• Task goal: Set down every record once more, exactly as given.

═════ Exercise material

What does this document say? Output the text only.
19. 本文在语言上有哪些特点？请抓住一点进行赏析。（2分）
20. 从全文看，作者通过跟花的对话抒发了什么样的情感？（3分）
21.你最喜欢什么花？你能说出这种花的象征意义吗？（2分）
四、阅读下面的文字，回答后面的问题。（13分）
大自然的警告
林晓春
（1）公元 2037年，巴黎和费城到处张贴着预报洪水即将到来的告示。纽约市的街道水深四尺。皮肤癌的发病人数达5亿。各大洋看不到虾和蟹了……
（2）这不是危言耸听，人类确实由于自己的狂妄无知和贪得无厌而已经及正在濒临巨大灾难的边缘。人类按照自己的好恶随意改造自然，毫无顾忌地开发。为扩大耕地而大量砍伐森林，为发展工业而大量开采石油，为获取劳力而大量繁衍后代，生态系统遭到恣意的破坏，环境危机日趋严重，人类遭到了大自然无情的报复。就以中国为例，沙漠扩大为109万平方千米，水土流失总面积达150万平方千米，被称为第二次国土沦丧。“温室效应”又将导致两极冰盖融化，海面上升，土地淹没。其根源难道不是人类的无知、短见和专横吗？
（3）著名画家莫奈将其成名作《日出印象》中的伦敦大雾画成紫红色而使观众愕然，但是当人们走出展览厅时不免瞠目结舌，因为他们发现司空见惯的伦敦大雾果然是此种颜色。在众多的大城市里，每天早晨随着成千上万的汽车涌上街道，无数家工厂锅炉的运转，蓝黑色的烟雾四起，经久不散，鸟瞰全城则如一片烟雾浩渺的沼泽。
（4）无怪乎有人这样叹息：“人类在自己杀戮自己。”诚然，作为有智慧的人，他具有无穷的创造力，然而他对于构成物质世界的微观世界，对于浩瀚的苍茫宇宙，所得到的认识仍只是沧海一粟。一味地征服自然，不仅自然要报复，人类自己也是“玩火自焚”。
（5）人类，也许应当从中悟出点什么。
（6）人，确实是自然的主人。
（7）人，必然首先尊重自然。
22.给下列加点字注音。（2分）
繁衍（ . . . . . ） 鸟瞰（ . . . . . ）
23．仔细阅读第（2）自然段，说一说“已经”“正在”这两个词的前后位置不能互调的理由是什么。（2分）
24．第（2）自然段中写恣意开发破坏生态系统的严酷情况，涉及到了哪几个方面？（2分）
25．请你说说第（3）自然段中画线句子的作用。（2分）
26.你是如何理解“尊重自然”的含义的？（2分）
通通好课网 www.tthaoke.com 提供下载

══════════

• Task solution:
What does this document say? Output the text only.
19. 本文在语言上有哪些特点？请抓住一点进行赏析。（2分）
20. 从全文看，作者通过跟花的对话抒发了什么样的情感？（3分）
21.你最喜欢什么花？你能说出这种花的象征意义吗？（2分）
四、阅读下面的文字，回答后面的问题。（13分）
大自然的警告
林晓春
（1）公元 2037年，巴黎和费城到处张贴着预报洪水即将到来的告示。纽约市的街道水深四尺。皮肤癌的发病人数达5亿。各大洋看不到虾和蟹了……
（2）这不是危言耸听，人类确实由于自己的狂妄无知和贪得无厌而已经及正在濒临巨大灾难的边缘。人类按照自己的好恶随意改造自然，毫无顾忌地开发。为扩大耕地而大量砍伐森林，为发展工业而大量开采石油，为获取劳力而大量繁衍后代，生态系统遭到恣意的破坏，环境危机日趋严重，人类遭到了大自然无情的报复。就以中国为例，沙漠扩大为109万平方千米，水土流失总面积达150万平方千米，被称为第二次国土沦丧。“温室效应”又将导致两极冰盖融化，海面上升，土地淹没。其根源难道不是人类的无知、短见和专横吗？
（3）著名画家莫奈将其成名作《日出印象》中的伦敦大雾画成紫红色而使观众愕然，但是当人们走出展览厅时不免瞠目结舌，因为他们发现司空见惯的伦敦大雾果然是此种颜色。在众多的大城市里，每天早晨随着成千上万的汽车涌上街道，无数家工厂锅炉的运转，蓝黑色的烟雾四起，经久不散，鸟瞰全城则如一片烟雾浩渺的沼泽。
（4）无怪乎有人这样叹息：“人类在自己杀戮自己。”诚然，作为有智慧的人，他具有无穷的创造力，然而他对于构成物质世界的微观世界，对于浩瀚的苍茫宇宙，所得到的认识仍只是沧海一粟。一味地征服自然，不仅自然要报复，人类自己也是“玩火自焚”。
（5）人类，也许应当从中悟出点什么。
（6）人，确实是自然的主人。
（7）人，必然首先尊重自然。
22.给下列加点字注音。（2分）
繁衍（ . . . . . ） 鸟瞰（ . . . . . ）
23．仔细阅读第（2）自然段，说一说“已经”“正在”这两个词的前后位置不能互调的理由是什么。（2分）
24．第（2）自然段中写恣意开发破坏生态系统的严酷情况，涉及到了哪几个方面？（2分）
25．请你说说第（3）自然段中画线句子的作用。（2分）
26.你是如何理解“尊重自然”的含义的？（2分）
通通好课网 www.tthaoke.com 提供下载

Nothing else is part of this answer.